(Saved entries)
--- start ---

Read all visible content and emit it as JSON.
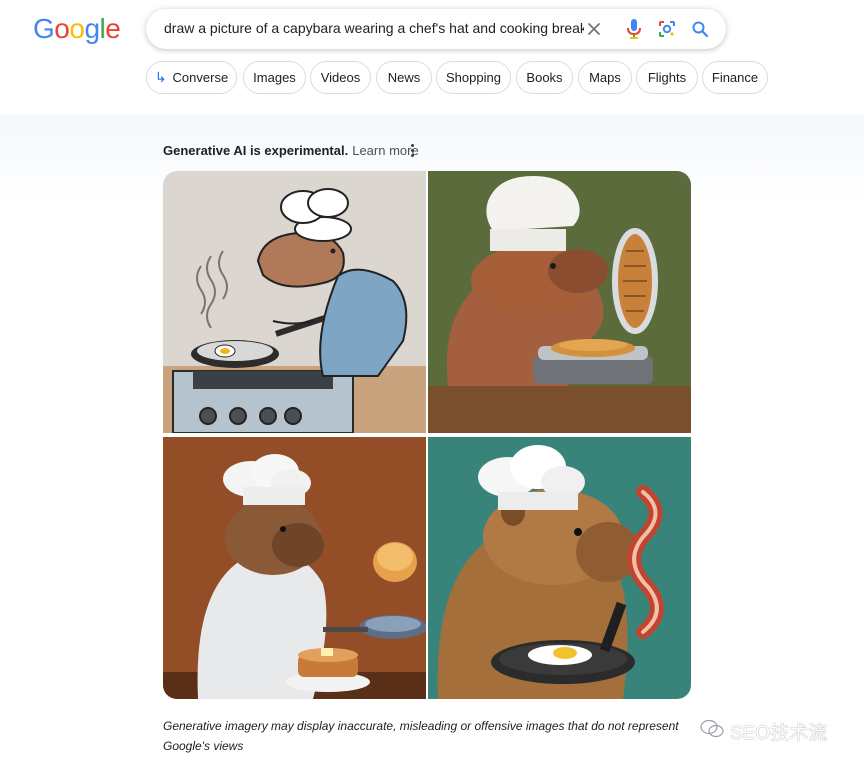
{
  "logo": {
    "letters": [
      "G",
      "o",
      "o",
      "g",
      "l",
      "e"
    ],
    "colors": [
      "#4285F4",
      "#EA4335",
      "#FBBC05",
      "#4285F4",
      "#34A853",
      "#EA4335"
    ]
  },
  "search": {
    "query": "draw a picture of a capybara wearing a chef's hat and cooking breakf"
  },
  "icons": {
    "clear": "close-icon",
    "mic": "microphone-icon",
    "lens": "lens-icon",
    "search": "search-icon"
  },
  "chips": [
    {
      "label": "Converse",
      "icon": "return-arrow-icon"
    },
    {
      "label": "Images"
    },
    {
      "label": "Videos"
    },
    {
      "label": "News"
    },
    {
      "label": "Shopping"
    },
    {
      "label": "Books"
    },
    {
      "label": "Maps"
    },
    {
      "label": "Flights"
    },
    {
      "label": "Finance"
    }
  ],
  "ai": {
    "header": "Generative AI is experimental.",
    "learn_more": "Learn more"
  },
  "images": [
    {
      "subject": "capybara-cartoon-frying-eggs"
    },
    {
      "subject": "capybara-waffle-maker"
    },
    {
      "subject": "capybara-chef-flipping-pancake"
    },
    {
      "subject": "capybara-chef-egg-and-bacon"
    }
  ],
  "disclaimer": "Generative imagery may display inaccurate, misleading or offensive images that do not represent Google's views",
  "watermark": {
    "text": "SEO技术流",
    "icon": "wechat-icon"
  },
  "colors": {
    "accent": "#1a73e8",
    "chip_border": "#dadce0",
    "text": "#202124"
  }
}
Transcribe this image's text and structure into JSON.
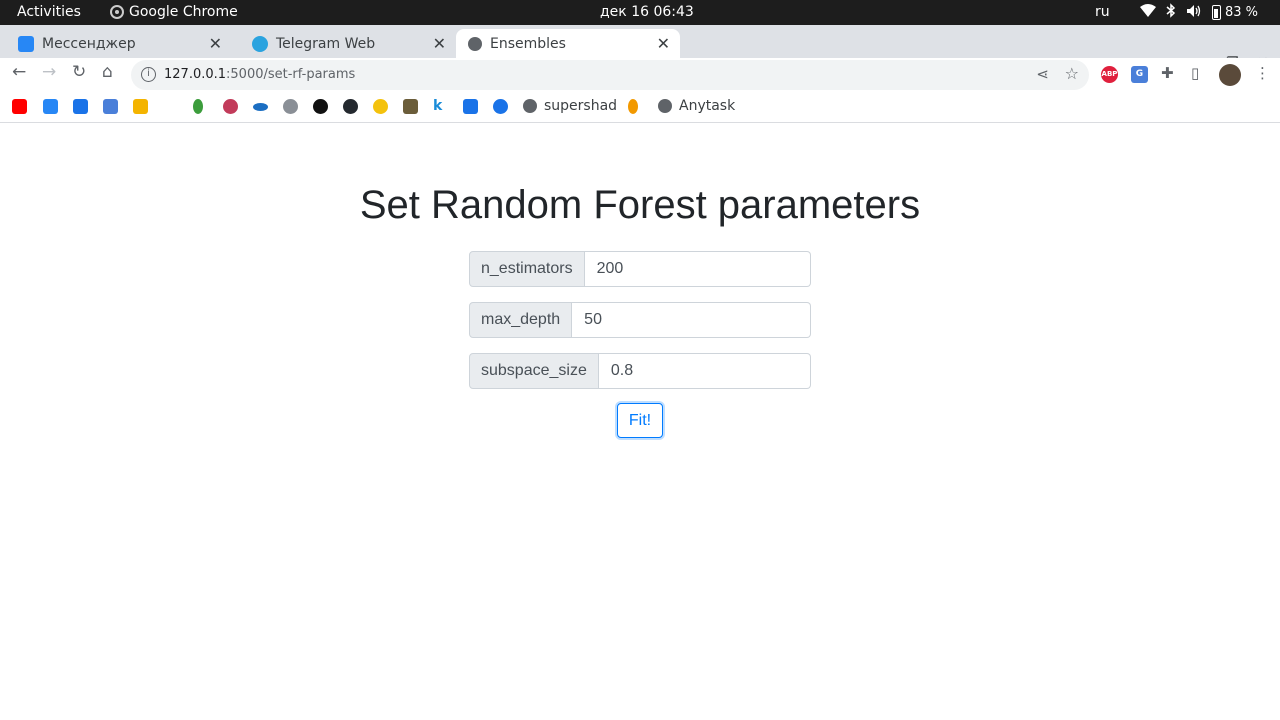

--- end ---

Exercise instructions: Reproduce the data above in full, exactly as it is, with the pictures left out.

Task solution:
Read all visible content and emit it as JSON.
{
  "logo": {
    "letters": [
      "G",
      "o",
      "o",
      "g",
      "l",
      "e"
    ],
    "colors": [
      "#4285F4",
      "#EA4335",
      "#FBBC05",
      "#4285F4",
      "#34A853",
      "#EA4335"
    ]
  },
  "search": {
    "query": "draw a picture of a capybara wearing a chef's hat and cooking breakf"
  },
  "icons": {
    "clear": "close-icon",
    "mic": "microphone-icon",
    "lens": "lens-icon",
    "search": "search-icon"
  },
  "chips": [
    {
      "label": "Converse",
      "icon": "return-arrow-icon"
    },
    {
      "label": "Images"
    },
    {
      "label": "Videos"
    },
    {
      "label": "News"
    },
    {
      "label": "Shopping"
    },
    {
      "label": "Books"
    },
    {
      "label": "Maps"
    },
    {
      "label": "Flights"
    },
    {
      "label": "Finance"
    }
  ],
  "ai": {
    "header": "Generative AI is experimental.",
    "learn_more": "Learn more"
  },
  "images": [
    {
      "subject": "capybara-cartoon-frying-eggs"
    },
    {
      "subject": "capybara-waffle-maker"
    },
    {
      "subject": "capybara-chef-flipping-pancake"
    },
    {
      "subject": "capybara-chef-egg-and-bacon"
    }
  ],
  "disclaimer": "Generative imagery may display inaccurate, misleading or offensive images that do not represent Google's views",
  "watermark": {
    "text": "SEO技术流",
    "icon": "wechat-icon"
  },
  "colors": {
    "accent": "#1a73e8",
    "chip_border": "#dadce0",
    "text": "#202124"
  }
}
Transcribe this image's text and structure into JSON.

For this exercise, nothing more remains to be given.